## BEGIN Listing
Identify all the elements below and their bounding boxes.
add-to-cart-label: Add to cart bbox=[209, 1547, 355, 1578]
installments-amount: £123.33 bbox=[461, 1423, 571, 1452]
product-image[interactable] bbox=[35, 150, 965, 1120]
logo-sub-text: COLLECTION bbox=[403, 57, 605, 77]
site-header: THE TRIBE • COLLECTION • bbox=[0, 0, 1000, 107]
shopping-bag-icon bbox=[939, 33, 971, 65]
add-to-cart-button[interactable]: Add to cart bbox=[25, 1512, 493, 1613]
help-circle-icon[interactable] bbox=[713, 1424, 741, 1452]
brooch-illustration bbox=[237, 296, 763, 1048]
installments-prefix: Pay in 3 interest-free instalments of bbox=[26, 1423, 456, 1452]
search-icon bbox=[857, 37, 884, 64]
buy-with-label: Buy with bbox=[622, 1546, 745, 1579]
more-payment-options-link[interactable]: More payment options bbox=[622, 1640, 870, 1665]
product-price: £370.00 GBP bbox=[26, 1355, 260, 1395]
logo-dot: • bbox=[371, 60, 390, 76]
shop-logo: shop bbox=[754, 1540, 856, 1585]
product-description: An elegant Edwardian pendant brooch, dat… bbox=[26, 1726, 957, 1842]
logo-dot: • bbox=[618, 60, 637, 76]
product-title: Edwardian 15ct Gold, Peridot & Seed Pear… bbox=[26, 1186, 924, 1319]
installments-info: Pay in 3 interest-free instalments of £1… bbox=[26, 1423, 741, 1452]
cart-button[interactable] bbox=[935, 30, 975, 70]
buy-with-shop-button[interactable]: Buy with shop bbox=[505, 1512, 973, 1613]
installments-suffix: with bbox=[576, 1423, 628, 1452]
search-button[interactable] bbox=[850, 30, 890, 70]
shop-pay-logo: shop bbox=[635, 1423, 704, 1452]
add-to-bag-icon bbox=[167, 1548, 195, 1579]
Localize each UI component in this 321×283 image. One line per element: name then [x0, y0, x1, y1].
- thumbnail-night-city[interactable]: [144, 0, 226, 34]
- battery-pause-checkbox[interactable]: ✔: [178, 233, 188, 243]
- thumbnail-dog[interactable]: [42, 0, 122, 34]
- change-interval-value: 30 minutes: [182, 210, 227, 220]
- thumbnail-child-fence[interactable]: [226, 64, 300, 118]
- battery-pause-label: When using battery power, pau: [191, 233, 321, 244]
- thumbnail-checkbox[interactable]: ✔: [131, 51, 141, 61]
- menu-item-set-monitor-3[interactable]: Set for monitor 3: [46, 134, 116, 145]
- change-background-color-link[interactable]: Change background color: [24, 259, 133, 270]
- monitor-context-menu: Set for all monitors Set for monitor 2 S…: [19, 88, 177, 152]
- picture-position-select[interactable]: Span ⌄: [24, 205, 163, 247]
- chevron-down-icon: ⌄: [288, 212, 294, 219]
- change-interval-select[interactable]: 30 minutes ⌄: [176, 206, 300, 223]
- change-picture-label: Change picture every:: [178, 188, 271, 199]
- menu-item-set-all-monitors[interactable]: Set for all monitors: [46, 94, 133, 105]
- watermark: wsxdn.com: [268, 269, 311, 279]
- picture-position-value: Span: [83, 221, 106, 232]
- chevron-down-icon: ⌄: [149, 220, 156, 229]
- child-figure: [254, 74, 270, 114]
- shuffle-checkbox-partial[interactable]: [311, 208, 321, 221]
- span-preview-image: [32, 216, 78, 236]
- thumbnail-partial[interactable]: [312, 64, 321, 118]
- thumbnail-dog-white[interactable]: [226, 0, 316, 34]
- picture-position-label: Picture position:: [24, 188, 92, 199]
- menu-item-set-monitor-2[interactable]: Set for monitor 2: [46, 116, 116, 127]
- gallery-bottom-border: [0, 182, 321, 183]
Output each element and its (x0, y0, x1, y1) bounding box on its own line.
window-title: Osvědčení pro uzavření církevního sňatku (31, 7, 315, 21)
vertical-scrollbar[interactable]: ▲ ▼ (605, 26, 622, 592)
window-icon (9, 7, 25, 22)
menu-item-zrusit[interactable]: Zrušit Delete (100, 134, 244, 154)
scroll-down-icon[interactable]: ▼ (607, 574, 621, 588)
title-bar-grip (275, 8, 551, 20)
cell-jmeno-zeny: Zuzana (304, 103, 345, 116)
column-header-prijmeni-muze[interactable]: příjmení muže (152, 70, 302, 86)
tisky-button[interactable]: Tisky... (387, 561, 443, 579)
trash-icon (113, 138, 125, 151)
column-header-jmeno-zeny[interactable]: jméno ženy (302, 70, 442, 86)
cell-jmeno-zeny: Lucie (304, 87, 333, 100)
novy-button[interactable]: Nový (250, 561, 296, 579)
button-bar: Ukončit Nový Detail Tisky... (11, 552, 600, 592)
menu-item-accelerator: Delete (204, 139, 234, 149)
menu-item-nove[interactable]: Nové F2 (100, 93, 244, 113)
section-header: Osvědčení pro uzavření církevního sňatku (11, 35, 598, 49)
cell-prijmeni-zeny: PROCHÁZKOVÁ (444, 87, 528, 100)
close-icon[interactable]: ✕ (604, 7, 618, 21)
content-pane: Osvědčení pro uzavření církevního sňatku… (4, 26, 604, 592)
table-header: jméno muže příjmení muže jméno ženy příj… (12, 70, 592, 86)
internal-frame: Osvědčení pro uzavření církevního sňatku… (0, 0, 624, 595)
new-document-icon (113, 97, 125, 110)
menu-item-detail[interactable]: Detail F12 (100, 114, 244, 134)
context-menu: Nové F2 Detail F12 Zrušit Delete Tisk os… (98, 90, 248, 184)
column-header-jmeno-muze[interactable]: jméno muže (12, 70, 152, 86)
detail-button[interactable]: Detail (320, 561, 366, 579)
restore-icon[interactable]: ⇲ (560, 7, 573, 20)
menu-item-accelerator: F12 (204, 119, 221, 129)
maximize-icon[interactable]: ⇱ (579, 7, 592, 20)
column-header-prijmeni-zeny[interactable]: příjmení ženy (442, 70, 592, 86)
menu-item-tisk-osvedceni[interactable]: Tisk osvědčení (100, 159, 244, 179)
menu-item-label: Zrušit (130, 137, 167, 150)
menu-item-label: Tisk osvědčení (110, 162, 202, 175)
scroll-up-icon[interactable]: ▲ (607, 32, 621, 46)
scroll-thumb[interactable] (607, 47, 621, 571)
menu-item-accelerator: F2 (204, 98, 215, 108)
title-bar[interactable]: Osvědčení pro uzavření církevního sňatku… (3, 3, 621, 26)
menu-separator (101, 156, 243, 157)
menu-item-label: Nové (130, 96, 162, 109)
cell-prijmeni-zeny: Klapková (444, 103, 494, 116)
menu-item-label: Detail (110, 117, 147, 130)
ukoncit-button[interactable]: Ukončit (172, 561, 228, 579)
## END Listing
Reproduce all of the material above, substituting "menu-entry-label" for every occurrence of "menu-item-label" and leaving everything else unchanged.

» Solution to this exercise:
Identify all the elements below and their bounding boxes.
add-to-cart-label: Add to cart bbox=[209, 1547, 355, 1578]
installments-amount: £123.33 bbox=[461, 1423, 571, 1452]
product-image[interactable] bbox=[35, 150, 965, 1120]
logo-sub-text: COLLECTION bbox=[403, 57, 605, 77]
site-header: THE TRIBE • COLLECTION • bbox=[0, 0, 1000, 107]
shopping-bag-icon bbox=[939, 33, 971, 65]
add-to-cart-button[interactable]: Add to cart bbox=[25, 1512, 493, 1613]
help-circle-icon[interactable] bbox=[713, 1424, 741, 1452]
brooch-illustration bbox=[237, 296, 763, 1048]
installments-prefix: Pay in 3 interest-free instalments of bbox=[26, 1423, 456, 1452]
search-icon bbox=[857, 37, 884, 64]
buy-with-label: Buy with bbox=[622, 1546, 745, 1579]
more-payment-options-link[interactable]: More payment options bbox=[622, 1640, 870, 1665]
product-price: £370.00 GBP bbox=[26, 1355, 260, 1395]
logo-dot: • bbox=[371, 60, 390, 76]
shop-logo: shop bbox=[754, 1540, 856, 1585]
product-description: An elegant Edwardian pendant brooch, dat… bbox=[26, 1726, 957, 1842]
logo-dot: • bbox=[618, 60, 637, 76]
product-title: Edwardian 15ct Gold, Peridot & Seed Pear… bbox=[26, 1186, 924, 1319]
installments-info: Pay in 3 interest-free instalments of £1… bbox=[26, 1423, 741, 1452]
cart-button[interactable] bbox=[935, 30, 975, 70]
buy-with-shop-button[interactable]: Buy with shop bbox=[505, 1512, 973, 1613]
installments-suffix: with bbox=[576, 1423, 628, 1452]
search-button[interactable] bbox=[850, 30, 890, 70]
shop-pay-logo: shop bbox=[635, 1423, 704, 1452]
add-to-bag-icon bbox=[167, 1548, 195, 1579]
Localize each UI component in this 321×283 image. One line per element: name then [x0, y0, x1, y1].
- thumbnail-night-city[interactable]: [144, 0, 226, 34]
- battery-pause-checkbox[interactable]: ✔: [178, 233, 188, 243]
- thumbnail-dog[interactable]: [42, 0, 122, 34]
- change-interval-value: 30 minutes: [182, 210, 227, 220]
- thumbnail-child-fence[interactable]: [226, 64, 300, 118]
- battery-pause-label: When using battery power, pau: [191, 233, 321, 244]
- thumbnail-checkbox[interactable]: ✔: [131, 51, 141, 61]
- menu-item-set-monitor-3[interactable]: Set for monitor 3: [46, 134, 116, 145]
- change-background-color-link[interactable]: Change background color: [24, 259, 133, 270]
- monitor-context-menu: Set for all monitors Set for monitor 2 S…: [19, 88, 177, 152]
- picture-position-select[interactable]: Span ⌄: [24, 205, 163, 247]
- chevron-down-icon: ⌄: [288, 212, 294, 219]
- change-interval-select[interactable]: 30 minutes ⌄: [176, 206, 300, 223]
- change-picture-label: Change picture every:: [178, 188, 271, 199]
- menu-item-set-all-monitors[interactable]: Set for all monitors: [46, 94, 133, 105]
- watermark: wsxdn.com: [268, 269, 311, 279]
- picture-position-value: Span: [83, 221, 106, 232]
- chevron-down-icon: ⌄: [149, 220, 156, 229]
- child-figure: [254, 74, 270, 114]
- shuffle-checkbox-partial[interactable]: [311, 208, 321, 221]
- span-preview-image: [32, 216, 78, 236]
- thumbnail-partial[interactable]: [312, 64, 321, 118]
- thumbnail-dog-white[interactable]: [226, 0, 316, 34]
- picture-position-label: Picture position:: [24, 188, 92, 199]
- menu-item-set-monitor-2[interactable]: Set for monitor 2: [46, 116, 116, 127]
- gallery-bottom-border: [0, 182, 321, 183]
Output each element and its (x0, y0, x1, y1) bounding box on its own line.
window-title: Osvědčení pro uzavření církevního sňatku (31, 7, 315, 21)
vertical-scrollbar[interactable]: ▲ ▼ (605, 26, 622, 592)
window-icon (9, 7, 25, 22)
menu-item-zrusit[interactable]: Zrušit Delete (100, 134, 244, 154)
scroll-down-icon[interactable]: ▼ (607, 574, 621, 588)
title-bar-grip (275, 8, 551, 20)
cell-jmeno-zeny: Zuzana (304, 103, 345, 116)
column-header-prijmeni-muze[interactable]: příjmení muže (152, 70, 302, 86)
tisky-button[interactable]: Tisky... (387, 561, 443, 579)
trash-icon (113, 138, 125, 151)
column-header-jmeno-zeny[interactable]: jméno ženy (302, 70, 442, 86)
cell-jmeno-zeny: Lucie (304, 87, 333, 100)
novy-button[interactable]: Nový (250, 561, 296, 579)
button-bar: Ukončit Nový Detail Tisky... (11, 552, 600, 592)
menu-item-accelerator: Delete (204, 139, 234, 149)
menu-item-nove[interactable]: Nové F2 (100, 93, 244, 113)
section-header: Osvědčení pro uzavření církevního sňatku (11, 35, 598, 49)
cell-prijmeni-zeny: PROCHÁZKOVÁ (444, 87, 528, 100)
close-icon[interactable]: ✕ (604, 7, 618, 21)
content-pane: Osvědčení pro uzavření církevního sňatku… (4, 26, 604, 592)
table-header: jméno muže příjmení muže jméno ženy příj… (12, 70, 592, 86)
internal-frame: Osvědčení pro uzavření církevního sňatku… (0, 0, 624, 595)
new-document-icon (113, 97, 125, 110)
menu-item-detail[interactable]: Detail F12 (100, 114, 244, 134)
context-menu: Nové F2 Detail F12 Zrušit Delete Tisk os… (98, 90, 248, 184)
column-header-jmeno-muze[interactable]: jméno muže (12, 70, 152, 86)
detail-button[interactable]: Detail (320, 561, 366, 579)
restore-icon[interactable]: ⇲ (560, 7, 573, 20)
menu-item-accelerator: F12 (204, 119, 221, 129)
maximize-icon[interactable]: ⇱ (579, 7, 592, 20)
column-header-prijmeni-zeny[interactable]: příjmení ženy (442, 70, 592, 86)
menu-item-tisk-osvedceni[interactable]: Tisk osvědčení (100, 159, 244, 179)
menu-entry-label: Zrušit (130, 137, 167, 150)
menu-entry-label: Tisk osvědčení (110, 162, 202, 175)
scroll-up-icon[interactable]: ▲ (607, 32, 621, 46)
scroll-thumb[interactable] (607, 47, 621, 571)
menu-item-accelerator: F2 (204, 98, 215, 108)
title-bar[interactable]: Osvědčení pro uzavření církevního sňatku… (3, 3, 621, 26)
menu-separator (101, 156, 243, 157)
menu-entry-label: Nové (130, 96, 162, 109)
cell-prijmeni-zeny: Klapková (444, 103, 494, 116)
menu-entry-label: Detail (110, 117, 147, 130)
ukoncit-button[interactable]: Ukončit (172, 561, 228, 579)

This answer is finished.